**What is needed:** Each record needs to be echoed exactly; can you do that?

**Dataset extract:**
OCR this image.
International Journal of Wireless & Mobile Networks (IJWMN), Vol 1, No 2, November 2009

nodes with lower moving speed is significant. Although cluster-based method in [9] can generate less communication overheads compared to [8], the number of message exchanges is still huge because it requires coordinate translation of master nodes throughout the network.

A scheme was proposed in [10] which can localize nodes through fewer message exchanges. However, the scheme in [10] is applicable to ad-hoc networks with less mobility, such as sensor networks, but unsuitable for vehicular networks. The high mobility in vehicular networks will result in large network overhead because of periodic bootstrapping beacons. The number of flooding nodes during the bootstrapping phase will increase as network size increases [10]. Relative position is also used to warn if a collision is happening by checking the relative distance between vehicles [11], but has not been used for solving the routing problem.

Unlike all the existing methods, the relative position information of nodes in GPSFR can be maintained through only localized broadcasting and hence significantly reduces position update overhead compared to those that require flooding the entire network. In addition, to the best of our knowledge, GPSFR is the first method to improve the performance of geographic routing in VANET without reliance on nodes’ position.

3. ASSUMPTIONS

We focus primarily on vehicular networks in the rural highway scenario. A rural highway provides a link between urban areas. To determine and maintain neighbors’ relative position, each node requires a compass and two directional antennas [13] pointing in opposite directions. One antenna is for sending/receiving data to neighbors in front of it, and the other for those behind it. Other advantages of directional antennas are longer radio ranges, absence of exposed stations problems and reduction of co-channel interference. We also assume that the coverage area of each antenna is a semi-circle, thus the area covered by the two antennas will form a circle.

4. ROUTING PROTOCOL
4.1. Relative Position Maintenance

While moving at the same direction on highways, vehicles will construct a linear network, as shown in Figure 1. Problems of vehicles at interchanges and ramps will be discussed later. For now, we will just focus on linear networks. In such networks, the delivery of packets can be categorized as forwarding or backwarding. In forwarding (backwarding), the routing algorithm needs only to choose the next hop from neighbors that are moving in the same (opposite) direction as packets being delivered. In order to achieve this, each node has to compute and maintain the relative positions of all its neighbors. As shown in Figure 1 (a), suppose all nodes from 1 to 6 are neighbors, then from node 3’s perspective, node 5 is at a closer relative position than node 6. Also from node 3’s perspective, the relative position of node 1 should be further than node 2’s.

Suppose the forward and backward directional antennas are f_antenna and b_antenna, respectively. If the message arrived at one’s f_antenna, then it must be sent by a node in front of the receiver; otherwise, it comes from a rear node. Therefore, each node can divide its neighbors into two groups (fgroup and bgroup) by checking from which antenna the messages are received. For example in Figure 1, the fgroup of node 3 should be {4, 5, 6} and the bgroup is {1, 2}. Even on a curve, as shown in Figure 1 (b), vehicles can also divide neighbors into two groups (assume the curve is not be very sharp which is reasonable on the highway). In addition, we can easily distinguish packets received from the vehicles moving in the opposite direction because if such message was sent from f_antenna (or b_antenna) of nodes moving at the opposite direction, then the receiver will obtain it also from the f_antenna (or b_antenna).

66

**Response to this task:**
OCR this image.
International Journal of Wireless & Mobile Networks (IJWMN), Vol 1, No 2, November 2009

nodes with lower moving speed is significant. Although cluster-based method in [9] can generate less communication overheads compared to [8], the number of message exchanges is still huge because it requires coordinate translation of master nodes throughout the network.

A scheme was proposed in [10] which can localize nodes through fewer message exchanges. However, the scheme in [10] is applicable to ad-hoc networks with less mobility, such as sensor networks, but unsuitable for vehicular networks. The high mobility in vehicular networks will result in large network overhead because of periodic bootstrapping beacons. The number of flooding nodes during the bootstrapping phase will increase as network size increases [10]. Relative position is also used to warn if a collision is happening by checking the relative distance between vehicles [11], but has not been used for solving the routing problem.

Unlike all the existing methods, the relative position information of nodes in GPSFR can be maintained through only localized broadcasting and hence significantly reduces position update overhead compared to those that require flooding the entire network. In addition, to the best of our knowledge, GPSFR is the first method to improve the performance of geographic routing in VANET without reliance on nodes’ position.

3. ASSUMPTIONS

We focus primarily on vehicular networks in the rural highway scenario. A rural highway provides a link between urban areas. To determine and maintain neighbors’ relative position, each node requires a compass and two directional antennas [13] pointing in opposite directions. One antenna is for sending/receiving data to neighbors in front of it, and the other for those behind it. Other advantages of directional antennas are longer radio ranges, absence of exposed stations problems and reduction of co-channel interference. We also assume that the coverage area of each antenna is a semi-circle, thus the area covered by the two antennas will form a circle.

4. ROUTING PROTOCOL
4.1. Relative Position Maintenance

While moving at the same direction on highways, vehicles will construct a linear network, as shown in Figure 1. Problems of vehicles at interchanges and ramps will be discussed later. For now, we will just focus on linear networks. In such networks, the delivery of packets can be categorized as forwarding or backwarding. In forwarding (backwarding), the routing algorithm needs only to choose the next hop from neighbors that are moving in the same (opposite) direction as packets being delivered. In order to achieve this, each node has to compute and maintain the relative positions of all its neighbors. As shown in Figure 1 (a), suppose all nodes from 1 to 6 are neighbors, then from node 3’s perspective, node 5 is at a closer relative position than node 6. Also from node 3’s perspective, the relative position of node 1 should be further than node 2’s.

Suppose the forward and backward directional antennas are f_antenna and b_antenna, respectively. If the message arrived at one’s f_antenna, then it must be sent by a node in front of the receiver; otherwise, it comes from a rear node. Therefore, each node can divide its neighbors into two groups (fgroup and bgroup) by checking from which antenna the messages are received. For example in Figure 1, the fgroup of node 3 should be {4, 5, 6} and the bgroup is {1, 2}. Even on a curve, as shown in Figure 1 (b), vehicles can also divide neighbors into two groups (assume the curve is not be very sharp which is reasonable on the highway). In addition, we can easily distinguish packets received from the vehicles moving in the opposite direction because if such message was sent from f_antenna (or b_antenna) of nodes moving at the opposite direction, then the receiver will obtain it also from the f_antenna (or b_antenna).

66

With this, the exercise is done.